**What is asked:**
Word for word, copy all the data and drop the pictures.

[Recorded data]
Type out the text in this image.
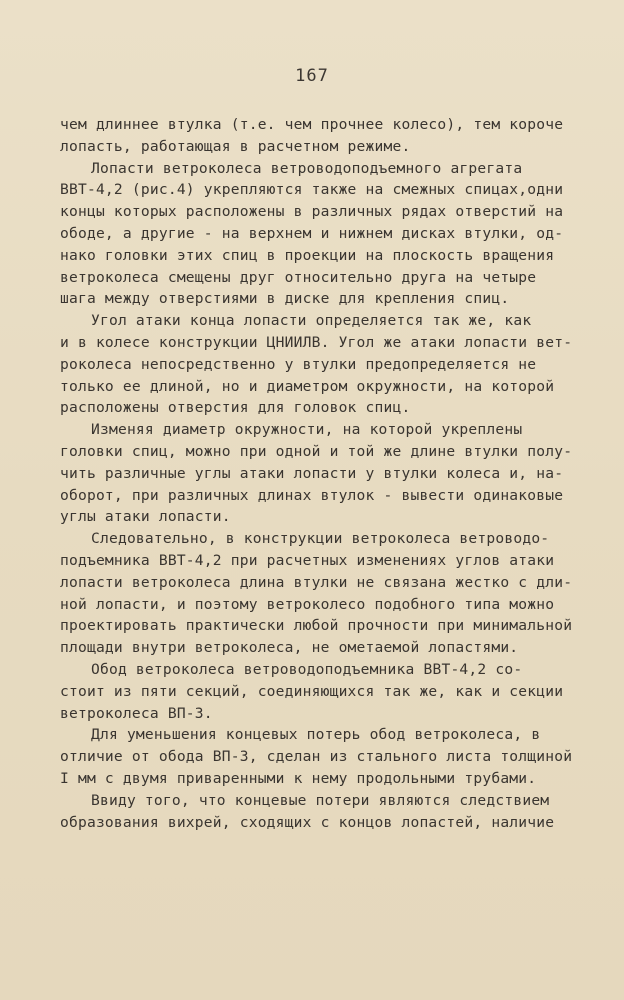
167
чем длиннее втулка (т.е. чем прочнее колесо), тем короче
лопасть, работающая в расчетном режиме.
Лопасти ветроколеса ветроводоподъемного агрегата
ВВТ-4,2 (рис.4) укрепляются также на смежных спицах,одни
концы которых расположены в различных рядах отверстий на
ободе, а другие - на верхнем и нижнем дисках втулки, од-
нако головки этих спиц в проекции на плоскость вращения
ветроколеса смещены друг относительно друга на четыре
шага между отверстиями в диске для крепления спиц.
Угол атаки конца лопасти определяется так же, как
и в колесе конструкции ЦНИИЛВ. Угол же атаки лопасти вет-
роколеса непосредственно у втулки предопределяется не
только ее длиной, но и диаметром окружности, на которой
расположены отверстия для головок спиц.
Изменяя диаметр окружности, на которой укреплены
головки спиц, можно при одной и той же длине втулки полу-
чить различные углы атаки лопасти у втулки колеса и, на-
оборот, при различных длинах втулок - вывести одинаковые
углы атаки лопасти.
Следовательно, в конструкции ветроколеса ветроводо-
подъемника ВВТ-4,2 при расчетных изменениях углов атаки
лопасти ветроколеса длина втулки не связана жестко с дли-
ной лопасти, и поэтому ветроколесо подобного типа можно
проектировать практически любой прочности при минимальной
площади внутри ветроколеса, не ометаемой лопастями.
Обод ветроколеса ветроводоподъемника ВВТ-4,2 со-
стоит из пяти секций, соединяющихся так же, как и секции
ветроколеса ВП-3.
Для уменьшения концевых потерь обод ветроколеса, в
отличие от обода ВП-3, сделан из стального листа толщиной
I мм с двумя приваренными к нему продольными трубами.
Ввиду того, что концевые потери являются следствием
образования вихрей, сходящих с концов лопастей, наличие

**Solution to this exercise:**
Type out the text in this image.
167
чем длиннее втулка (т.е. чем прочнее колесо), тем короче
лопасть, работающая в расчетном режиме.
Лопасти ветроколеса ветроводоподъемного агрегата
ВВТ-4,2 (рис.4) укрепляются также на смежных спицах,одни
концы которых расположены в различных рядах отверстий на
ободе, а другие - на верхнем и нижнем дисках втулки, од-
нако головки этих спиц в проекции на плоскость вращения
ветроколеса смещены друг относительно друга на четыре
шага между отверстиями в диске для крепления спиц.
Угол атаки конца лопасти определяется так же, как
и в колесе конструкции ЦНИИЛВ. Угол же атаки лопасти вет-
роколеса непосредственно у втулки предопределяется не
только ее длиной, но и диаметром окружности, на которой
расположены отверстия для головок спиц.
Изменяя диаметр окружности, на которой укреплены
головки спиц, можно при одной и той же длине втулки полу-
чить различные углы атаки лопасти у втулки колеса и, на-
оборот, при различных длинах втулок - вывести одинаковые
углы атаки лопасти.
Следовательно, в конструкции ветроколеса ветроводо-
подъемника ВВТ-4,2 при расчетных изменениях углов атаки
лопасти ветроколеса длина втулки не связана жестко с дли-
ной лопасти, и поэтому ветроколесо подобного типа можно
проектировать практически любой прочности при минимальной
площади внутри ветроколеса, не ометаемой лопастями.
Обод ветроколеса ветроводоподъемника ВВТ-4,2 со-
стоит из пяти секций, соединяющихся так же, как и секции
ветроколеса ВП-3.
Для уменьшения концевых потерь обод ветроколеса, в
отличие от обода ВП-3, сделан из стального листа толщиной
I мм с двумя приваренными к нему продольными трубами.
Ввиду того, что концевые потери являются следствием
образования вихрей, сходящих с концов лопастей, наличие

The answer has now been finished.